* [WORK REQUIRED]
Below are the records. List every line holding the word "times".

::: EXERCISE MATERIAL

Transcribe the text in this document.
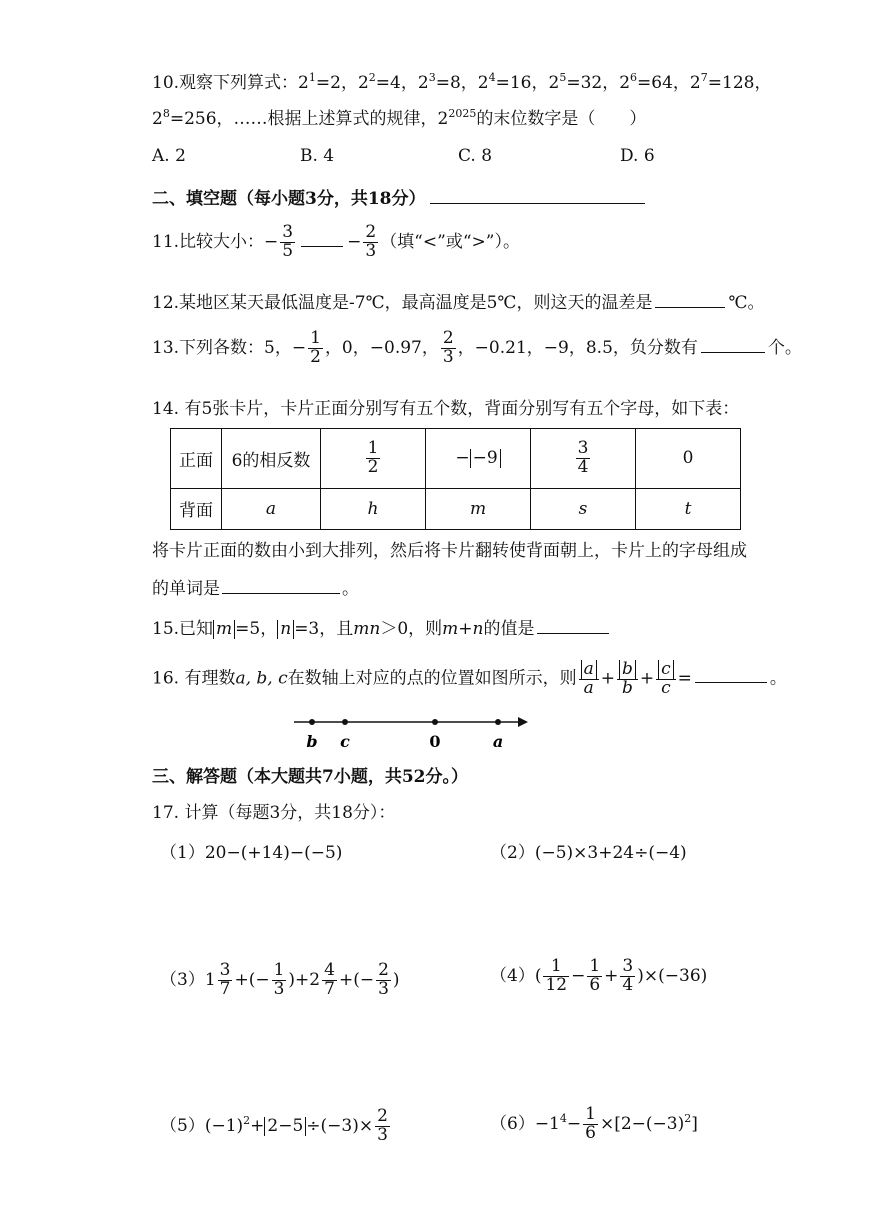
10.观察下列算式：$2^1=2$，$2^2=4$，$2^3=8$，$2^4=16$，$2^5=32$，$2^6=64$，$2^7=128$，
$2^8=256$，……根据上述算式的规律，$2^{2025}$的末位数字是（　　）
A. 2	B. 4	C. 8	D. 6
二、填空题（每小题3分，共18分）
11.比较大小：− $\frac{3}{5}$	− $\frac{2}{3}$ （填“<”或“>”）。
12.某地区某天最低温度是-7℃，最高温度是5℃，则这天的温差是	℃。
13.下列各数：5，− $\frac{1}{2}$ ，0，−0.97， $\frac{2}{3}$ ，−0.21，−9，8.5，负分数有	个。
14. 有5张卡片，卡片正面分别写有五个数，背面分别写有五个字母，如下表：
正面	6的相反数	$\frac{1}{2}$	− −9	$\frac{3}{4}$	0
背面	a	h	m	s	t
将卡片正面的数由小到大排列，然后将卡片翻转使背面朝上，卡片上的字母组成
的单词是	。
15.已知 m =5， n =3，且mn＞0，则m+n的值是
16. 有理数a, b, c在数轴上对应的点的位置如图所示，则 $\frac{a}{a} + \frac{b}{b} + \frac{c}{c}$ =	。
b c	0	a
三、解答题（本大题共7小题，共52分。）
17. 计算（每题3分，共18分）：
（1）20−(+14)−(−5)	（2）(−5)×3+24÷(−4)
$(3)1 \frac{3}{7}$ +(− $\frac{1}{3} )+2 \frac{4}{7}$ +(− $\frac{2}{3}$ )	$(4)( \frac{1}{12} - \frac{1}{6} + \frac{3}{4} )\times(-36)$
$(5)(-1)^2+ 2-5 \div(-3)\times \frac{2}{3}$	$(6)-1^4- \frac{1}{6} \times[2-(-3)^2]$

::::::
::: EXERCISE MATERIAL

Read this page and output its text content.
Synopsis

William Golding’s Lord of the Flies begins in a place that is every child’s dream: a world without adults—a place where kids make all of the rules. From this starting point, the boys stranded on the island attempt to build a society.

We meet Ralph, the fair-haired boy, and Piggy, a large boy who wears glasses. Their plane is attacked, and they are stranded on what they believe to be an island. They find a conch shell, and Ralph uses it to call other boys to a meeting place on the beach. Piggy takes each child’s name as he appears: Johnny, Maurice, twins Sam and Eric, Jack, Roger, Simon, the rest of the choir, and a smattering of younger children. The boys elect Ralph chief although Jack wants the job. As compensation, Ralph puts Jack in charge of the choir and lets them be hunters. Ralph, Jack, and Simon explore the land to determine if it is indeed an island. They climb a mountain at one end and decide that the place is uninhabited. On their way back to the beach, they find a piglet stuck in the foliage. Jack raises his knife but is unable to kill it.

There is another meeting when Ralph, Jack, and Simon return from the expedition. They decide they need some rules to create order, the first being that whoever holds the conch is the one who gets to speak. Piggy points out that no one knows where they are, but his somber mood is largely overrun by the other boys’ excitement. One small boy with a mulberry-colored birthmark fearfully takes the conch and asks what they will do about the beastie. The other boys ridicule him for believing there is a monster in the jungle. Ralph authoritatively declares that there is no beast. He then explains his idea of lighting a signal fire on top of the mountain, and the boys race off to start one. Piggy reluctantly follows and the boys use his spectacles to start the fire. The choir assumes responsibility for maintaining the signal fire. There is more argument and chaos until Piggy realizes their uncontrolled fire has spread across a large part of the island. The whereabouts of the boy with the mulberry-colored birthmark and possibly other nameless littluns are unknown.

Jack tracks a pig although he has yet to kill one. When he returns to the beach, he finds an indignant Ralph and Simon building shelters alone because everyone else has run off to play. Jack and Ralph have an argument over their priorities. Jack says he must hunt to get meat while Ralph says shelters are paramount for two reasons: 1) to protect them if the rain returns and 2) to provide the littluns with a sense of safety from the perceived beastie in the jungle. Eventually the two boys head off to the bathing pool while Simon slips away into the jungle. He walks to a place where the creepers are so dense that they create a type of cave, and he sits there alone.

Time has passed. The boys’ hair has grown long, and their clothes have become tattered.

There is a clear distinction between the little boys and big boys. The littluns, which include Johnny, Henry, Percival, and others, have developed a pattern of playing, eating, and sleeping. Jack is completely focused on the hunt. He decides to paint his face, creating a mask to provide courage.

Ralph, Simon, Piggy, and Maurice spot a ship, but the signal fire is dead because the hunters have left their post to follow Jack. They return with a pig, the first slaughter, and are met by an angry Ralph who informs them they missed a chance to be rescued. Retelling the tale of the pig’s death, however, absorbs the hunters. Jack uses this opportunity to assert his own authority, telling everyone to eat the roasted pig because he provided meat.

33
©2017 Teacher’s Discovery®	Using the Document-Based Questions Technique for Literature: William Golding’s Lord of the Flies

::::::

* [RESPONSE TO THIS TASK]
$(3)1 \frac{3}{7}$ +(− $\frac{1}{3} )+2 \frac{4}{7}$ +(− $\frac{2}{3}$ )	$(4)( \frac{1}{12} - \frac{1}{6} + \frac{3}{4} )\times(-36)$
$(5)(-1)^2+ 2-5 \div(-3)\times \frac{2}{3}$	$(6)-1^4- \frac{1}{6} \times[2-(-3)^2]$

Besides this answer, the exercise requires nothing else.